::: Supplied material
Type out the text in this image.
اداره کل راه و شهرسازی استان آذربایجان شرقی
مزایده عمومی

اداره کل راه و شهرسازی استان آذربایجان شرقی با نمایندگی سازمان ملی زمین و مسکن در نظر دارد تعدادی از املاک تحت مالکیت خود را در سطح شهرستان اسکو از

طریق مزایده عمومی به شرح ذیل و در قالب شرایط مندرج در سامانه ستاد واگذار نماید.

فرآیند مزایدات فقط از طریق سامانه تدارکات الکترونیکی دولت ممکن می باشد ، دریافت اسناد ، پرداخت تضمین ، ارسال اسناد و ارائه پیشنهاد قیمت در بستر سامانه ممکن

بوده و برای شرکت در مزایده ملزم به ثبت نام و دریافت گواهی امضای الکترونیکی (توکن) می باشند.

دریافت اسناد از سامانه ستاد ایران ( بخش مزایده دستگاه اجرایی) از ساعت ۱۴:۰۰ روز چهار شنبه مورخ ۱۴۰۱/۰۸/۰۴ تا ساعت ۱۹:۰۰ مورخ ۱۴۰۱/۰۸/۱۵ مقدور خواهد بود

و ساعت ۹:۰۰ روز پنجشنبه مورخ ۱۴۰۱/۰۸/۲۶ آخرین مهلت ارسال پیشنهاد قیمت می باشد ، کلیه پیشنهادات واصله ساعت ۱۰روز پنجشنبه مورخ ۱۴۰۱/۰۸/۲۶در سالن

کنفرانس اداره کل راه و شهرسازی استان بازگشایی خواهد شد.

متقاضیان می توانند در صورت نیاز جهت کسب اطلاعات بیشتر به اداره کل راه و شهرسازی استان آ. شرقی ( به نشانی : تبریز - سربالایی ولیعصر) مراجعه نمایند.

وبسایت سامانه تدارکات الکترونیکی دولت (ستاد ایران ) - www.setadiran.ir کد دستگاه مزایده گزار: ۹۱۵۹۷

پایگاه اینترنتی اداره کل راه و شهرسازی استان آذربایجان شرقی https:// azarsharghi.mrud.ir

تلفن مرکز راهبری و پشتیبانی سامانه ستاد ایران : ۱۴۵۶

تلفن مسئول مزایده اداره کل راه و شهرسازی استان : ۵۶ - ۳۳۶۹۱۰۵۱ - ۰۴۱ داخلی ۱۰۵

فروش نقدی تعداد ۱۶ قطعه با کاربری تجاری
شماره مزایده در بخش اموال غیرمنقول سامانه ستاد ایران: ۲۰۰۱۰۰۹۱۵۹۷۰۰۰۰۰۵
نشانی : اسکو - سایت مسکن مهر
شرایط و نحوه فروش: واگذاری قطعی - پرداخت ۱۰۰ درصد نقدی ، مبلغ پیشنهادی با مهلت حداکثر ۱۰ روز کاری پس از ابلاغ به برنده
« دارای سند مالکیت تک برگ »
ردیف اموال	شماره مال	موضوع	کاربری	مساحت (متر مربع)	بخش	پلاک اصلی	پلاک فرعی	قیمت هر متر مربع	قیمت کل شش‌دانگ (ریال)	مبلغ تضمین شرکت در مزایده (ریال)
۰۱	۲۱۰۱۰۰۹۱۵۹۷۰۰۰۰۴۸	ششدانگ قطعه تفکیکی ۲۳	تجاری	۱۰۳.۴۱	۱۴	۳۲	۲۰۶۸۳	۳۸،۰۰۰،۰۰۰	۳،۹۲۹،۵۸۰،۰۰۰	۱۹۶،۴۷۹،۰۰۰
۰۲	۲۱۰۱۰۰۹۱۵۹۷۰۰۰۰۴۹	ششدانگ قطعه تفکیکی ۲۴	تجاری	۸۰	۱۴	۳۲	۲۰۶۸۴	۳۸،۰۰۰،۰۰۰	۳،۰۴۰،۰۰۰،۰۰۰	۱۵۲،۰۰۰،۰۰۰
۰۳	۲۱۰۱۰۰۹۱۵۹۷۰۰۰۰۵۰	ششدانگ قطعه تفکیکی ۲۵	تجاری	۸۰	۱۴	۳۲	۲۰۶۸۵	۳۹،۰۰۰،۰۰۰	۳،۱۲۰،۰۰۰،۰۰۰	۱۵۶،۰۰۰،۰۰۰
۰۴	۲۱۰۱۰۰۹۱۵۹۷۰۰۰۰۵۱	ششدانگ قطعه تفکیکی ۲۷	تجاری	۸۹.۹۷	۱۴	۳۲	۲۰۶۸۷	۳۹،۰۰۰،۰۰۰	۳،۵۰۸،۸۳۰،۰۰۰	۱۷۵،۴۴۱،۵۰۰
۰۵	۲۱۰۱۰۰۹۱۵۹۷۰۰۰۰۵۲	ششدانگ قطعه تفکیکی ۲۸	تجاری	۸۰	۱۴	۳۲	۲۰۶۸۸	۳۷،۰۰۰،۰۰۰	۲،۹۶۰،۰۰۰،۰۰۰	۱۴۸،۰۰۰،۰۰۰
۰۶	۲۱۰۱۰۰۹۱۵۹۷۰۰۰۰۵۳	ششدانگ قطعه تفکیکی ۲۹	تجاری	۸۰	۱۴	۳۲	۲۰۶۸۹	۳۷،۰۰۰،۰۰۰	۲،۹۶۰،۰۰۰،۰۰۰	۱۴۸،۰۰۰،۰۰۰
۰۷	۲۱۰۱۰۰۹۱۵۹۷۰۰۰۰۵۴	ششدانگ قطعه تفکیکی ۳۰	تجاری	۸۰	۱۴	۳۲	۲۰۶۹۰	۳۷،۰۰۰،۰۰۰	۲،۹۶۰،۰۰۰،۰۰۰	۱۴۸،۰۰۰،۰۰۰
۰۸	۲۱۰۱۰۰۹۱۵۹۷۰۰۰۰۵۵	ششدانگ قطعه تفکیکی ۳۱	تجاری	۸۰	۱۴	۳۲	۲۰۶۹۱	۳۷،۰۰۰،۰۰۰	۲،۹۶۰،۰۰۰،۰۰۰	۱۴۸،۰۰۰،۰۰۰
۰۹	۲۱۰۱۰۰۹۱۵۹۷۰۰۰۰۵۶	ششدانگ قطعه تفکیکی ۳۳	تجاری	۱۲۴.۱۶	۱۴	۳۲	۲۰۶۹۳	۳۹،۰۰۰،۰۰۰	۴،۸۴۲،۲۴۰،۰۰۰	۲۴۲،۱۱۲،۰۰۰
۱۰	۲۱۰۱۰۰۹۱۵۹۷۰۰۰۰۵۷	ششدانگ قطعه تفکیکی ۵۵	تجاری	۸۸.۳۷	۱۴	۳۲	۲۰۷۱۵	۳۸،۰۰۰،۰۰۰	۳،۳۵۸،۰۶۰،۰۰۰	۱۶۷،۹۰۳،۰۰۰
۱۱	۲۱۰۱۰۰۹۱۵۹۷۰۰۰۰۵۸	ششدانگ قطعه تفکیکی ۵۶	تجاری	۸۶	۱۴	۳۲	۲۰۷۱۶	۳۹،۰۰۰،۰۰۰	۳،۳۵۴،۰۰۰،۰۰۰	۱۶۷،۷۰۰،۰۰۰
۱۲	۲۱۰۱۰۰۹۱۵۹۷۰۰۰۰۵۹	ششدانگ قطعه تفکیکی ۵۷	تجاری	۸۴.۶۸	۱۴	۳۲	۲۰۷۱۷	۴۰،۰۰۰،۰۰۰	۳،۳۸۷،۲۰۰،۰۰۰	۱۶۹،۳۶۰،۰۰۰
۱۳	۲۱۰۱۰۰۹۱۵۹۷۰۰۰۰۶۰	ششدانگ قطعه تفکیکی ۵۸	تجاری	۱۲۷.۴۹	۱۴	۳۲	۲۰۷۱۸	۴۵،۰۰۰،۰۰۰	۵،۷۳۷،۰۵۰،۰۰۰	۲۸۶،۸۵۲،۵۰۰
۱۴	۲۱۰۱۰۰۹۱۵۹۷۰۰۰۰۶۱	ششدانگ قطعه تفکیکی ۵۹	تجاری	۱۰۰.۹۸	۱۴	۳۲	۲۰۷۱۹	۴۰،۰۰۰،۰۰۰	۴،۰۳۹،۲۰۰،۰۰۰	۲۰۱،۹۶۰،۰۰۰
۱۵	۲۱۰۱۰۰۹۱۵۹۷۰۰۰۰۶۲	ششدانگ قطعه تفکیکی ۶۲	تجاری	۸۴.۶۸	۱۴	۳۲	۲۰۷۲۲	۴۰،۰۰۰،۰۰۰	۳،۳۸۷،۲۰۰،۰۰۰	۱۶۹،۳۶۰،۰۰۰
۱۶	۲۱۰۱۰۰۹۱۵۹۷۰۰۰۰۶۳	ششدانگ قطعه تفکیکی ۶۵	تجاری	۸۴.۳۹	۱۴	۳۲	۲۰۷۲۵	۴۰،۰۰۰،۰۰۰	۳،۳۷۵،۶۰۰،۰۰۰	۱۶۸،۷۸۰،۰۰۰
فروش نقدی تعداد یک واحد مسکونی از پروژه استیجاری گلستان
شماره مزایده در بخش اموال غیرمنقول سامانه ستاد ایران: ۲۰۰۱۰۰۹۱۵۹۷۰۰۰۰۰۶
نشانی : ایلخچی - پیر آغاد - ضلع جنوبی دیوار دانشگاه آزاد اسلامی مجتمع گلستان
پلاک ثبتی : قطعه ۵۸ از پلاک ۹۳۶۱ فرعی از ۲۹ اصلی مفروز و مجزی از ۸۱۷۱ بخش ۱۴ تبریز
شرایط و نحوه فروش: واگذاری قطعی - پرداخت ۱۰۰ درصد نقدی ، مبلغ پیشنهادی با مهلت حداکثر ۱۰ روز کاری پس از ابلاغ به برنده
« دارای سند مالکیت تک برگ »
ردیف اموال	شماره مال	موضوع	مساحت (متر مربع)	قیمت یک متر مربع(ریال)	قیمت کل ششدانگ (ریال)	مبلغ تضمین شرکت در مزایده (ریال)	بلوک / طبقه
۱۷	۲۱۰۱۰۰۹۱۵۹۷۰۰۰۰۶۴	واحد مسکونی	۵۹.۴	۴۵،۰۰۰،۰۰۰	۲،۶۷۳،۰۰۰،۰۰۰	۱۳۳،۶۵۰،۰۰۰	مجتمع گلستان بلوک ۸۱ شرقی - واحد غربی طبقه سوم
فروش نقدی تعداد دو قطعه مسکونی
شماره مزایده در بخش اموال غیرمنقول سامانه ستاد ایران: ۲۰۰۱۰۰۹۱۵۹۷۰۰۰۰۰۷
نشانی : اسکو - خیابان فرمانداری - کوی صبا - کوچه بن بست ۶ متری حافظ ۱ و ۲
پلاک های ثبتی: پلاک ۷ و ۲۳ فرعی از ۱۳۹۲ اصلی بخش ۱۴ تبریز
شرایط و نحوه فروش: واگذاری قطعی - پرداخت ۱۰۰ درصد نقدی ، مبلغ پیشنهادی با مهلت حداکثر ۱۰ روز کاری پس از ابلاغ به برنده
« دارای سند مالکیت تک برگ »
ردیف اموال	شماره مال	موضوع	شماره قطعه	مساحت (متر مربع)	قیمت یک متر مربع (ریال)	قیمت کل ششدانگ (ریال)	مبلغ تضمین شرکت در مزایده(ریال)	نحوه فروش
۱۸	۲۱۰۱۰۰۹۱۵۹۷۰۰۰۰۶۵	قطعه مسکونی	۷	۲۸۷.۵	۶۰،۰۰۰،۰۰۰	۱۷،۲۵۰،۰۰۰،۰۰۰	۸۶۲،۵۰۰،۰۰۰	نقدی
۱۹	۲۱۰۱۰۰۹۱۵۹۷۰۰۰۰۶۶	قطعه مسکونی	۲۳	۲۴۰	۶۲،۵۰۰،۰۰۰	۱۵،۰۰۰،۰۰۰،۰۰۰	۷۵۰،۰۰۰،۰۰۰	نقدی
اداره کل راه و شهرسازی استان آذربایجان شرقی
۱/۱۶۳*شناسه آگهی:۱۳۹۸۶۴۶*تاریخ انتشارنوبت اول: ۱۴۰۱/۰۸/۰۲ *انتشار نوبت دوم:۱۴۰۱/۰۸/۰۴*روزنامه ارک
::::::
> What you will do:
Find every line of the data that holds the string "دستگاه", then say how many there are and nothing else.

> Solution to the exercise:
2